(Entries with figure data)
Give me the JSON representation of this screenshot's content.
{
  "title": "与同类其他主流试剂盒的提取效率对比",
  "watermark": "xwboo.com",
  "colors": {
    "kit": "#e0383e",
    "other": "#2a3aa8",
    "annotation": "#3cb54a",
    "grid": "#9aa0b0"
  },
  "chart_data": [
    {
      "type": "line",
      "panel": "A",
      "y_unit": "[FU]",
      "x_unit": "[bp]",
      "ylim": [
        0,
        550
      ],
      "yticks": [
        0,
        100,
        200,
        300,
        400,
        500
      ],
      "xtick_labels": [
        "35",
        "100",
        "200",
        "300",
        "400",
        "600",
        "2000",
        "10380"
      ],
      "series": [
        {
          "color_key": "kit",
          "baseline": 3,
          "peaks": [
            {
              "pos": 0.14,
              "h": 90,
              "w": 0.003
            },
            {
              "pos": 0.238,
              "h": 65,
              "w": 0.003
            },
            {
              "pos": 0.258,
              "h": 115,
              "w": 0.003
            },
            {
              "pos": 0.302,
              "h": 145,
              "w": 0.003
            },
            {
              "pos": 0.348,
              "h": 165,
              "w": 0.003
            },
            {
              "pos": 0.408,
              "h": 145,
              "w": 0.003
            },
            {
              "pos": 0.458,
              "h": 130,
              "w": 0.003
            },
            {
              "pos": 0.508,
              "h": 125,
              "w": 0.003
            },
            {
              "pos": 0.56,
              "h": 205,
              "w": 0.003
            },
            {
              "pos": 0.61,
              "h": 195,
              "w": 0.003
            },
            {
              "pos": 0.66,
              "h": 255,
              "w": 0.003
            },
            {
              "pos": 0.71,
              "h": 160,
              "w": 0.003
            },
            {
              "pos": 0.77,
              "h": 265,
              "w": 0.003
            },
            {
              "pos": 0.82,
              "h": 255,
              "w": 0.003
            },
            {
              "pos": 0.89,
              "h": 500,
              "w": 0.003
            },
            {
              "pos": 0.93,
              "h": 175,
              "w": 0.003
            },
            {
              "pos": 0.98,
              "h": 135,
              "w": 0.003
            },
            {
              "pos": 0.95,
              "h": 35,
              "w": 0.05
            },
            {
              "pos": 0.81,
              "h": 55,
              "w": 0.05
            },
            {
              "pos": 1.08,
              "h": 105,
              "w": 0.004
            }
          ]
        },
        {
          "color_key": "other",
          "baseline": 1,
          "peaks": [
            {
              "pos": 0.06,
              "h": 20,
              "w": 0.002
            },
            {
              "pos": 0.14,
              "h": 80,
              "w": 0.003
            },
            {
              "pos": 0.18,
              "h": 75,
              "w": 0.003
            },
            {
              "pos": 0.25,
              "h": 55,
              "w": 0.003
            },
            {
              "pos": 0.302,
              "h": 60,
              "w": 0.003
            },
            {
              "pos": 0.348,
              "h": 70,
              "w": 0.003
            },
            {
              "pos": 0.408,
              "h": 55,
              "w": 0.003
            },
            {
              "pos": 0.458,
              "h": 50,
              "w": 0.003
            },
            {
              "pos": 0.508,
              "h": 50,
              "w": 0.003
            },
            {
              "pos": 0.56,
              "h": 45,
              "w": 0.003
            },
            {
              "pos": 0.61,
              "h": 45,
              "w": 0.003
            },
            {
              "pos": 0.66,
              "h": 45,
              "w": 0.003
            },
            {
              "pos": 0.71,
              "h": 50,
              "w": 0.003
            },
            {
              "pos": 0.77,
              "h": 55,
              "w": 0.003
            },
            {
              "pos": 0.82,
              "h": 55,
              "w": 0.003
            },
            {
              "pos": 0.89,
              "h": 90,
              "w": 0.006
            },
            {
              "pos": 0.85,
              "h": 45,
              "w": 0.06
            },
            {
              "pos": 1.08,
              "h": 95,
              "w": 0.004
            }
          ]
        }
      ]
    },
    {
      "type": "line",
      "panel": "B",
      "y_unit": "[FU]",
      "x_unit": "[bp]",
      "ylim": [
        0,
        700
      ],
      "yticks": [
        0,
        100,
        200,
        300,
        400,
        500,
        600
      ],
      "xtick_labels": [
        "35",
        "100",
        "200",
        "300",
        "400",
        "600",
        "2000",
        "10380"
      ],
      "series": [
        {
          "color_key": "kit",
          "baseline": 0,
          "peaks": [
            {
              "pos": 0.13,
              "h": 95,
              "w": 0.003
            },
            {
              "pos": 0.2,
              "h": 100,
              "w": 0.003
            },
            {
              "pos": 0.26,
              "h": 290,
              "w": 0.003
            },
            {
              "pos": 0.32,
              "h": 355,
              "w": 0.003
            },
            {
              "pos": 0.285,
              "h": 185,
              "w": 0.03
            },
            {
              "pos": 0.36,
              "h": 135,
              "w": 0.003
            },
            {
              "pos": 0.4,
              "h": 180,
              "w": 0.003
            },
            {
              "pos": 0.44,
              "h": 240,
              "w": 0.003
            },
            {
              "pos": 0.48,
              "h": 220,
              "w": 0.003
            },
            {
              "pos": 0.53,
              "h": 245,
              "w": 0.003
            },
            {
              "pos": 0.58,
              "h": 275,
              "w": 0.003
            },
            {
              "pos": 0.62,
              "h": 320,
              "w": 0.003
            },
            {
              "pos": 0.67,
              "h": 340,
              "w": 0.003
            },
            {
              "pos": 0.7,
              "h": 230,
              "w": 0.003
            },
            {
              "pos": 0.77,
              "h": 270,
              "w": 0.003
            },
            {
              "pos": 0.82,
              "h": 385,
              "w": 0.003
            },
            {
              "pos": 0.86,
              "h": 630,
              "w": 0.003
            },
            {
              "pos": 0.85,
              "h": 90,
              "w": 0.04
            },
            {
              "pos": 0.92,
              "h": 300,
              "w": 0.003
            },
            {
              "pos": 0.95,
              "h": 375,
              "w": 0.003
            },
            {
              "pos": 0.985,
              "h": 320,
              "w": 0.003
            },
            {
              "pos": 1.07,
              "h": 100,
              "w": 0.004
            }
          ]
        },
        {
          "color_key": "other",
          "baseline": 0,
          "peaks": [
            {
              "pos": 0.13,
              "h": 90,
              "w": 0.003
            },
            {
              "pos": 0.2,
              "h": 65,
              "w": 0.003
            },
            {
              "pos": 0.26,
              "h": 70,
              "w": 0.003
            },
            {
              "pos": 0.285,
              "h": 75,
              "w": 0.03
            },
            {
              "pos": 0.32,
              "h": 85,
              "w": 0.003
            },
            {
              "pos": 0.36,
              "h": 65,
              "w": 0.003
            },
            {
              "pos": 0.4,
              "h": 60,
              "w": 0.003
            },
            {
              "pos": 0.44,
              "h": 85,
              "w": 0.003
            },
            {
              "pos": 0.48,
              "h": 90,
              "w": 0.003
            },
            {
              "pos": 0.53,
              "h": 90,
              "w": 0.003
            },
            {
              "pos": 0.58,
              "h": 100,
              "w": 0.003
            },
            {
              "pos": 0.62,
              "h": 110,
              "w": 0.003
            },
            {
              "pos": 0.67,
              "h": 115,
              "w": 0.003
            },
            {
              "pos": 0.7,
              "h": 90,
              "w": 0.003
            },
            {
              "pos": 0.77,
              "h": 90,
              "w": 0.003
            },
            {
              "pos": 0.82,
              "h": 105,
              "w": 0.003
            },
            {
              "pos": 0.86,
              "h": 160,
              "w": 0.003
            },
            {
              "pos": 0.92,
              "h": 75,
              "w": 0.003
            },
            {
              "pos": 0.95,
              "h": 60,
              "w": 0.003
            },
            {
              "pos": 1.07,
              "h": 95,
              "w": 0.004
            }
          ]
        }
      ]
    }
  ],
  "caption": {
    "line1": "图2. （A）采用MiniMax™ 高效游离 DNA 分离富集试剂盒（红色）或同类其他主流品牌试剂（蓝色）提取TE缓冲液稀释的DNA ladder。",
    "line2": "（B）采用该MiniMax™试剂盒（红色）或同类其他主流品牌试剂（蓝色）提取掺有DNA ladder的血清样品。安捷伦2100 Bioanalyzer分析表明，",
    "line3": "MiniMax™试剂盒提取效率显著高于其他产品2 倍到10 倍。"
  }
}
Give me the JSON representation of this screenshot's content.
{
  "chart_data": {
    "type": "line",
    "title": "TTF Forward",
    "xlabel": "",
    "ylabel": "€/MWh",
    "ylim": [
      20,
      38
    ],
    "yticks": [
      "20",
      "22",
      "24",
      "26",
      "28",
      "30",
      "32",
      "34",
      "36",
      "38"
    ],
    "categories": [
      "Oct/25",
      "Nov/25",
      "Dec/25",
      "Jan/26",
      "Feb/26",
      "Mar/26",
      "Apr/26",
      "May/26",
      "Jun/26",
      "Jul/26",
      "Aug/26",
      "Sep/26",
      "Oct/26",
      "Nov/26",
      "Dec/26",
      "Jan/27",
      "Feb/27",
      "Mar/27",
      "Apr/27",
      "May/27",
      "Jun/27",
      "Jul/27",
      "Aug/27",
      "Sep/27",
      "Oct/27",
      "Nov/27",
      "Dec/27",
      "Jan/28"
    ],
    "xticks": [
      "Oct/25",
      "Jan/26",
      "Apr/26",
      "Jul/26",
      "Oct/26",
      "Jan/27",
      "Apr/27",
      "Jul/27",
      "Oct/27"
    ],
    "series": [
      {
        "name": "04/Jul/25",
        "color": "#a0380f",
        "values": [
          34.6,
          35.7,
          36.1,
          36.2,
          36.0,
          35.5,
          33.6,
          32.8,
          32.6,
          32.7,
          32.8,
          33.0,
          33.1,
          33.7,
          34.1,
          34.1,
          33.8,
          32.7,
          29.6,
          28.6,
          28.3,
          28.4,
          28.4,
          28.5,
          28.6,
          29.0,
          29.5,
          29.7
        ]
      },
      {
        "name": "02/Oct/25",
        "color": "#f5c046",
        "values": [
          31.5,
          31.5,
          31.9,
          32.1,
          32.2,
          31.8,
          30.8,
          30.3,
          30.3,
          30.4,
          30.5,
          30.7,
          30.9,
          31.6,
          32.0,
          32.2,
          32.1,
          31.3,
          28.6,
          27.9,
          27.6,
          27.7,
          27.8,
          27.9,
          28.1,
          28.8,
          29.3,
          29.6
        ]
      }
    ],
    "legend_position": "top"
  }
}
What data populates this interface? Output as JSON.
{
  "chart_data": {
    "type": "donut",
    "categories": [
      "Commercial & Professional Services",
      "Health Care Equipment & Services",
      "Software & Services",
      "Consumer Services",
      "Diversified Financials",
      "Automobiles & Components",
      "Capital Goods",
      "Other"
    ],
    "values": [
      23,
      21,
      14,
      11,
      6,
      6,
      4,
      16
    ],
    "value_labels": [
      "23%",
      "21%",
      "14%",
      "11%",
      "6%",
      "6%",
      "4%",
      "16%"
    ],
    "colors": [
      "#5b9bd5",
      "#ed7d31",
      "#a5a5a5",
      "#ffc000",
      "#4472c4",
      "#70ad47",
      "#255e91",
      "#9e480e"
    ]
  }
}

Short problem ▸ Look through the entries above and report each line where the string "baseline" occurs.

Exercise response ▸
          "baseline": 3,
          "baseline": 1,
          "baseline": 0,
          "baseline": 0,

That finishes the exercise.